---------- Data provided

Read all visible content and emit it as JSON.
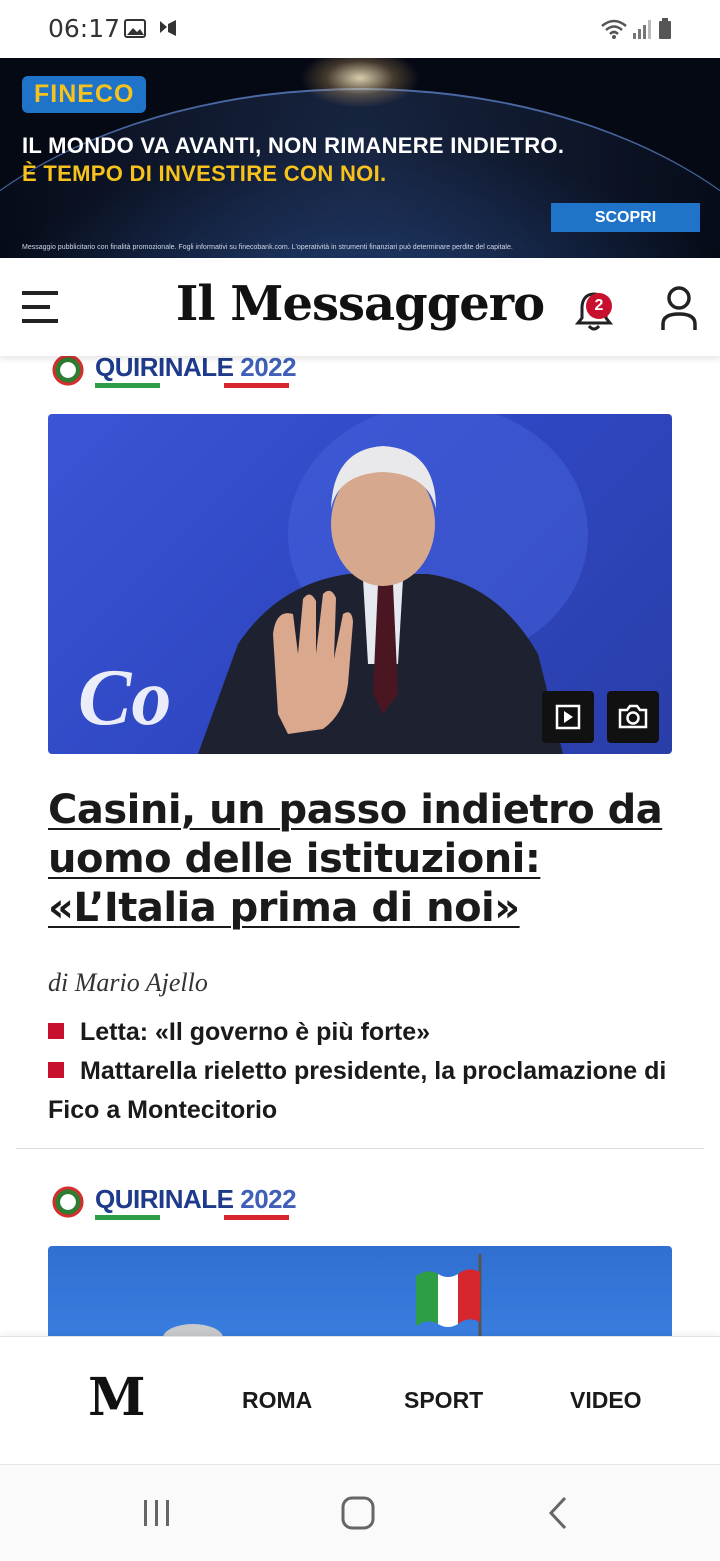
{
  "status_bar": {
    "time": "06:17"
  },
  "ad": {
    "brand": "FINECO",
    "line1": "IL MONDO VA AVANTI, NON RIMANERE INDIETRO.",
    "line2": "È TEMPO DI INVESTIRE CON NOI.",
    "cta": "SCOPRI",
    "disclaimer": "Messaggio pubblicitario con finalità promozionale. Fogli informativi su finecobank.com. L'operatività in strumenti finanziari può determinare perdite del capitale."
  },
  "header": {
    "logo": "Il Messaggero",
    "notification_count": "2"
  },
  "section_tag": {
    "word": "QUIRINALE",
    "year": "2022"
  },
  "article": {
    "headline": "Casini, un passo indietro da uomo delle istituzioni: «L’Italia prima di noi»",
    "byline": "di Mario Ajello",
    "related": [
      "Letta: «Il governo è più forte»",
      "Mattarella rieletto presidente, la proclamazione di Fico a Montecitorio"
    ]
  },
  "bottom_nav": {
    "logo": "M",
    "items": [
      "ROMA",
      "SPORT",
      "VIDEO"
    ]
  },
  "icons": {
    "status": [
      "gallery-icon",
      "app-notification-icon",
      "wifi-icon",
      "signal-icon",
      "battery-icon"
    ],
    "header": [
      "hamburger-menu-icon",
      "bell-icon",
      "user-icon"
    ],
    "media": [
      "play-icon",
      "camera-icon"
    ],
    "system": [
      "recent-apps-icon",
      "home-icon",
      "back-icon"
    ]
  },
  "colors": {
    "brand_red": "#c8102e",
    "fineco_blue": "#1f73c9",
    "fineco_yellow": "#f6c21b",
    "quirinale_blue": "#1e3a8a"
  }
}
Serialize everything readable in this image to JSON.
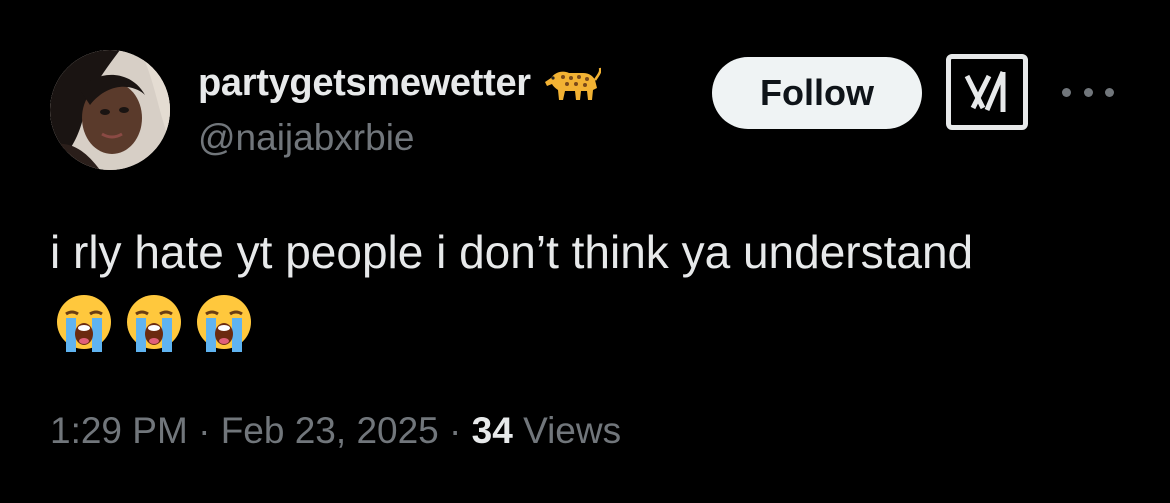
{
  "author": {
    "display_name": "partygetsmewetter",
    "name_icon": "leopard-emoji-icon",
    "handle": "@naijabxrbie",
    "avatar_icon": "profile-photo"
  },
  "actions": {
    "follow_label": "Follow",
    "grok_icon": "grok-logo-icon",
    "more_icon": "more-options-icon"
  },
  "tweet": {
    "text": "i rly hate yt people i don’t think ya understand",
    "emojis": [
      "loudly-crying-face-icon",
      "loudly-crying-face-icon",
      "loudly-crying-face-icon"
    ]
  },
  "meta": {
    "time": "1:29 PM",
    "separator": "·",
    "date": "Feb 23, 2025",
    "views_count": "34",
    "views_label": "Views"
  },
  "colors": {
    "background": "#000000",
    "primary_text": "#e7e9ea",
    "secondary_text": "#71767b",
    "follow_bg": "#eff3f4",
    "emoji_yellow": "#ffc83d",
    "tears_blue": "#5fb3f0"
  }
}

--------------------
---------- Data provided

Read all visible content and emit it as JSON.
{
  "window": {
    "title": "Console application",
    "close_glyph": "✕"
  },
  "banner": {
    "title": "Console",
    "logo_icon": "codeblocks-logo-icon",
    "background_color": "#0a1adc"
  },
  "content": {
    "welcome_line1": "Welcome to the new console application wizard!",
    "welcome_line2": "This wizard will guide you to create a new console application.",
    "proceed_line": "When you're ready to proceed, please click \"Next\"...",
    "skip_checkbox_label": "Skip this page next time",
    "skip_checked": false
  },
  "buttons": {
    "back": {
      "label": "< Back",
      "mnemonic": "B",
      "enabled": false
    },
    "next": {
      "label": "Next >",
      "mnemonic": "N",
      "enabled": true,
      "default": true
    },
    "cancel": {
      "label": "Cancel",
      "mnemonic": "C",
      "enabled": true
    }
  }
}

--------------------
---------- Data provided

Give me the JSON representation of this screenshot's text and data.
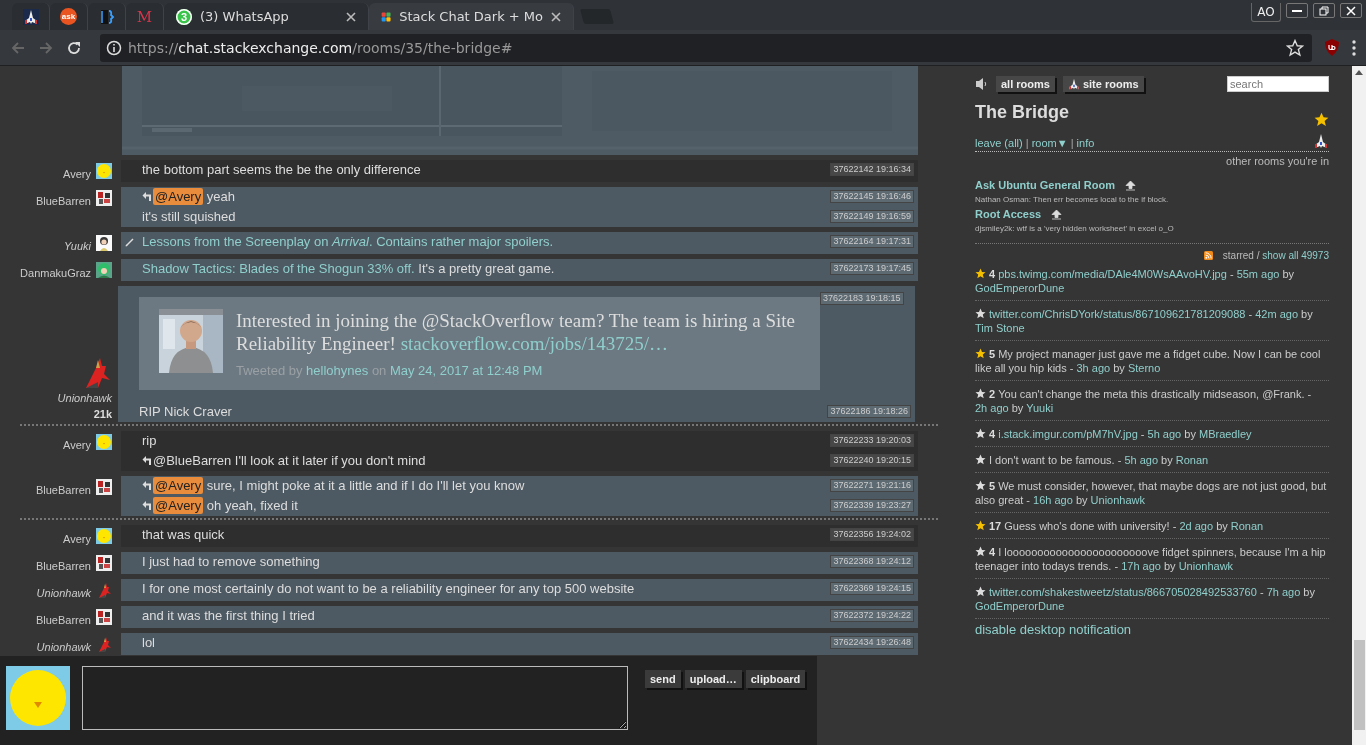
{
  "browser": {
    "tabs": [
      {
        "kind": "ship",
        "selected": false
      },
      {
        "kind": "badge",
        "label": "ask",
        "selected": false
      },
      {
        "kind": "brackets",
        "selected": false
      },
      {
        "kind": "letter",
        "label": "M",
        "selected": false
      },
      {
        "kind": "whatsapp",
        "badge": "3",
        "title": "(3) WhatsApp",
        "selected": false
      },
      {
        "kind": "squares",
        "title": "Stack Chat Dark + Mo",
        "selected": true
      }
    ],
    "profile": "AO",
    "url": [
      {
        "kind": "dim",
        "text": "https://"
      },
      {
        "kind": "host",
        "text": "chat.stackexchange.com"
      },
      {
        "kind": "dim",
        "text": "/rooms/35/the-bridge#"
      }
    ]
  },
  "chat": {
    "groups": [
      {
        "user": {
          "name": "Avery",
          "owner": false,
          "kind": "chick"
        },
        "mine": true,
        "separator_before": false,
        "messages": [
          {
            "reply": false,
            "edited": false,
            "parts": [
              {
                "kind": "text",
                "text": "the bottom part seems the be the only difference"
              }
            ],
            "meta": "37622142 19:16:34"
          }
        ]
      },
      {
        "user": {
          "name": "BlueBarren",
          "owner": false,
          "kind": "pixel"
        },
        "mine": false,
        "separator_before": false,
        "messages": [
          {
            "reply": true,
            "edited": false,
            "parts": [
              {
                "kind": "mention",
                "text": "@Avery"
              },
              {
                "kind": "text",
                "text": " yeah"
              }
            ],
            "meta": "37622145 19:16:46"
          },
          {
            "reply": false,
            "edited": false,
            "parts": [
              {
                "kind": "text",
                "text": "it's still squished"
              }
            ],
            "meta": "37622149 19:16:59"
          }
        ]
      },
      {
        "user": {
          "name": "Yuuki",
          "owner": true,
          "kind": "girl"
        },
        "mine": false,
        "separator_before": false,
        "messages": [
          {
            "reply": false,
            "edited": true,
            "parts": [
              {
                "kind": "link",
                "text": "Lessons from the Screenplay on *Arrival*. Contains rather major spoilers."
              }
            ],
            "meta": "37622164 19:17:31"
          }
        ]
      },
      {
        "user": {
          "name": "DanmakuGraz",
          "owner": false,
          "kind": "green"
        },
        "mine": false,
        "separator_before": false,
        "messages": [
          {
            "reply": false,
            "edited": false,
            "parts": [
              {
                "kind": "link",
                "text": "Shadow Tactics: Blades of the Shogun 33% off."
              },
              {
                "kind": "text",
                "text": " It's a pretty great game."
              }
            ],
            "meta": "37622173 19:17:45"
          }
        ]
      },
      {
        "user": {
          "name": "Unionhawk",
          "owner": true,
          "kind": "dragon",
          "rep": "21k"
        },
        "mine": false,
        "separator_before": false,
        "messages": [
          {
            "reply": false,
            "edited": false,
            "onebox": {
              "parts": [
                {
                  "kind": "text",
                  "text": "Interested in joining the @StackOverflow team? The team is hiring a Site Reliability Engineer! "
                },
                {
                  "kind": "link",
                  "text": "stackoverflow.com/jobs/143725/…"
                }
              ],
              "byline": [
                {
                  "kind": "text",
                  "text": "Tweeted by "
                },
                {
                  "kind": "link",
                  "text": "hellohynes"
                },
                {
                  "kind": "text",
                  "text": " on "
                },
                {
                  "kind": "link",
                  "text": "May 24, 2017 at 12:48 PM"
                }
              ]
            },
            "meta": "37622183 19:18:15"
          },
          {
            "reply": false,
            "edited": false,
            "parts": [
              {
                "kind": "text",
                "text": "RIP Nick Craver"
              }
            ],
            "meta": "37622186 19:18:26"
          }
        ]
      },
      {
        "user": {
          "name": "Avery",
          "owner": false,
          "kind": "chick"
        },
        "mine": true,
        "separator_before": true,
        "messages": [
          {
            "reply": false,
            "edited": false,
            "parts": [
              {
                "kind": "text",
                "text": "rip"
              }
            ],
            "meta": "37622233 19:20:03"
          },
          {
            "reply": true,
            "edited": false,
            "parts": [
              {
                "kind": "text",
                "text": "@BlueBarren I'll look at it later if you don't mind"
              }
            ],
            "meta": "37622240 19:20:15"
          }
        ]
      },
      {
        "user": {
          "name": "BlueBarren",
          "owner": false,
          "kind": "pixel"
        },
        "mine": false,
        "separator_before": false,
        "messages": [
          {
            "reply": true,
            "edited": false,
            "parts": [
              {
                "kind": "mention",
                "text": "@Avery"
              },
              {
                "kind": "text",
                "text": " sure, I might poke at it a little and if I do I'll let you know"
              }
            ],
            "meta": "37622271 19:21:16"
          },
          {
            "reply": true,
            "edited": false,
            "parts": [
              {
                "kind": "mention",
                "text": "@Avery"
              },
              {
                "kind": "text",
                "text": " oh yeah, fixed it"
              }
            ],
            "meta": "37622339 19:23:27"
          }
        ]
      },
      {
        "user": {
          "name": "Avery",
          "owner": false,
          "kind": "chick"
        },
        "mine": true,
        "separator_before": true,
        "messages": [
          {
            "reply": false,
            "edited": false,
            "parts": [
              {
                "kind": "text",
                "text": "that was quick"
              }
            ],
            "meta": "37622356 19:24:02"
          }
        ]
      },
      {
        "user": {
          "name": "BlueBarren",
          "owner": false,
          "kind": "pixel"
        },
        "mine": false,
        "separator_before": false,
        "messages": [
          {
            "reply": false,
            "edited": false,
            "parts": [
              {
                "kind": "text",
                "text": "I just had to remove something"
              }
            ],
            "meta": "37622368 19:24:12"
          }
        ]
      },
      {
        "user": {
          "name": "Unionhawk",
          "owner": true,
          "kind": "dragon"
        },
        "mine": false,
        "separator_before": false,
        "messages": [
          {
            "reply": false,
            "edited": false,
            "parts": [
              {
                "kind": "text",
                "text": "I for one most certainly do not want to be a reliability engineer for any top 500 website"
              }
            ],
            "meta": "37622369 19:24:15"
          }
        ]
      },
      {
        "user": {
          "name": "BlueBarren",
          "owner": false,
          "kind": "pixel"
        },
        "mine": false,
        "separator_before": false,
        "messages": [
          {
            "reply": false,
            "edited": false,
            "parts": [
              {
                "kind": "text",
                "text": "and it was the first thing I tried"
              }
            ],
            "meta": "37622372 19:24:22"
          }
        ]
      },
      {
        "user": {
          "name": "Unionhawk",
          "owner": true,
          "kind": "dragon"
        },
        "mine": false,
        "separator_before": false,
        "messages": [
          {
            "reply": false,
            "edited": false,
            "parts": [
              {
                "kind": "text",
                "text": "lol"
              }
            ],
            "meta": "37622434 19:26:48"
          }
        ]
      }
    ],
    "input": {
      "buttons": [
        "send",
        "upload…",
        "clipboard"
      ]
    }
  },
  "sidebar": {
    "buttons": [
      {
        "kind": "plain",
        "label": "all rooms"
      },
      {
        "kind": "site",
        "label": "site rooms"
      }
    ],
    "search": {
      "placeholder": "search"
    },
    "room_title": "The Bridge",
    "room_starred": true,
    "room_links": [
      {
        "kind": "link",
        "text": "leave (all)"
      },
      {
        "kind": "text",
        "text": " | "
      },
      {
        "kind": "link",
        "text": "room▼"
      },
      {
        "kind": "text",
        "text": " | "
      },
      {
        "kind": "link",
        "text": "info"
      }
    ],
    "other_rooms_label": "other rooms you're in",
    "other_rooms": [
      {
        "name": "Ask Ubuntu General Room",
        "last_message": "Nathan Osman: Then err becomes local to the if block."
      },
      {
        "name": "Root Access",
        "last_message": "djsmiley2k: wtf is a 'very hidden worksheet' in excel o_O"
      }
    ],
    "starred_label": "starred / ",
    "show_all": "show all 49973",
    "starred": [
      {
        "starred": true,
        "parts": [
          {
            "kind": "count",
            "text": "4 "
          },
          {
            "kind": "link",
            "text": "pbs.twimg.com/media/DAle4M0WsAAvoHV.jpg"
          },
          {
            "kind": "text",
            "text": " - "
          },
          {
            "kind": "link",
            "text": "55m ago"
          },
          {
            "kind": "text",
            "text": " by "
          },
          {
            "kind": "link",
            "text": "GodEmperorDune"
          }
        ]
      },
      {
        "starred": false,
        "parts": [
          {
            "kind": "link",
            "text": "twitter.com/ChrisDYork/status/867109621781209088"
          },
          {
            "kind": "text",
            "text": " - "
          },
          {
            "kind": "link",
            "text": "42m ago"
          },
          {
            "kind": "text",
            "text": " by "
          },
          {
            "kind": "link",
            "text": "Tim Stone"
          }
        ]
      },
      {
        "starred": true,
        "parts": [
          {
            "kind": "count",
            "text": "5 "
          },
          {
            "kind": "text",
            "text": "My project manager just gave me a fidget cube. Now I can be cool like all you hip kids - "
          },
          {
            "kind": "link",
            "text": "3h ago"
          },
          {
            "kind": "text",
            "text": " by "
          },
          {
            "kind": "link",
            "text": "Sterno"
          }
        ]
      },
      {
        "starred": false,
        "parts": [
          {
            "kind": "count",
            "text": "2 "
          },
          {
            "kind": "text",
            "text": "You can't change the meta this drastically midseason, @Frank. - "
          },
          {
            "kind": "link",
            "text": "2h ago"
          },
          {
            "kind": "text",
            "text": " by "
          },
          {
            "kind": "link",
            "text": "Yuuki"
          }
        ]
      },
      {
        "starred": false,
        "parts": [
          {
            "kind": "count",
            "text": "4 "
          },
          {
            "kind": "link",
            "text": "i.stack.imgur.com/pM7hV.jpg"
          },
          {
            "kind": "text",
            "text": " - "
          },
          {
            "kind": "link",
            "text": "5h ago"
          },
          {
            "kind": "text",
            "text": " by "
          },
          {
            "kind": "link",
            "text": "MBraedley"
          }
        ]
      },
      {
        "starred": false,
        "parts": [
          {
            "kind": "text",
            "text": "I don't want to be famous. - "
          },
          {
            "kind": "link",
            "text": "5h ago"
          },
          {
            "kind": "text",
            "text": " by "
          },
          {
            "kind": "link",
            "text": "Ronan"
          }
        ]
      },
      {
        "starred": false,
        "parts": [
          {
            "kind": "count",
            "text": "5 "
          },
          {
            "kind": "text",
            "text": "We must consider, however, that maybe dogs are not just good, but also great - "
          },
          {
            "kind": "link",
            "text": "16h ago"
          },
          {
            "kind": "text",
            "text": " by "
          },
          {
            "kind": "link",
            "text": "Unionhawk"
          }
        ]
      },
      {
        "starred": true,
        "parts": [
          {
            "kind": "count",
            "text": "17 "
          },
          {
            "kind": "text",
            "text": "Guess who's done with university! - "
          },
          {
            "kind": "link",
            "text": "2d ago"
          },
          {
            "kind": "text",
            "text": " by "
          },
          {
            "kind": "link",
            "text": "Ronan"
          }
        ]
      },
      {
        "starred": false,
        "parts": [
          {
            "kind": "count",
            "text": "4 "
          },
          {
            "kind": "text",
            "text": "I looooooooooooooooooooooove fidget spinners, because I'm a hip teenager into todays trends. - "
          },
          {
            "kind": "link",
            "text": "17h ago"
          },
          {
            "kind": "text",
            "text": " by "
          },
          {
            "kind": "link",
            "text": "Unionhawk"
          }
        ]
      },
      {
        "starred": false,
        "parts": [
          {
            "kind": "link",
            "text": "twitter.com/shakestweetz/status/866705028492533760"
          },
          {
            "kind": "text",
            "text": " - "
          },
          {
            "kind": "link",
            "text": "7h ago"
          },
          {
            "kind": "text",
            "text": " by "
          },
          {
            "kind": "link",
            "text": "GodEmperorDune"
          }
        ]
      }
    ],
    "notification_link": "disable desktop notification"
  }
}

--------------------

**What is being asked**
Gather and copy every line of the data in which the string "that" is found.

**The solution**
                "text": "that was quick"
            "text": "We must consider, however, that maybe dogs are not just good, but also great - "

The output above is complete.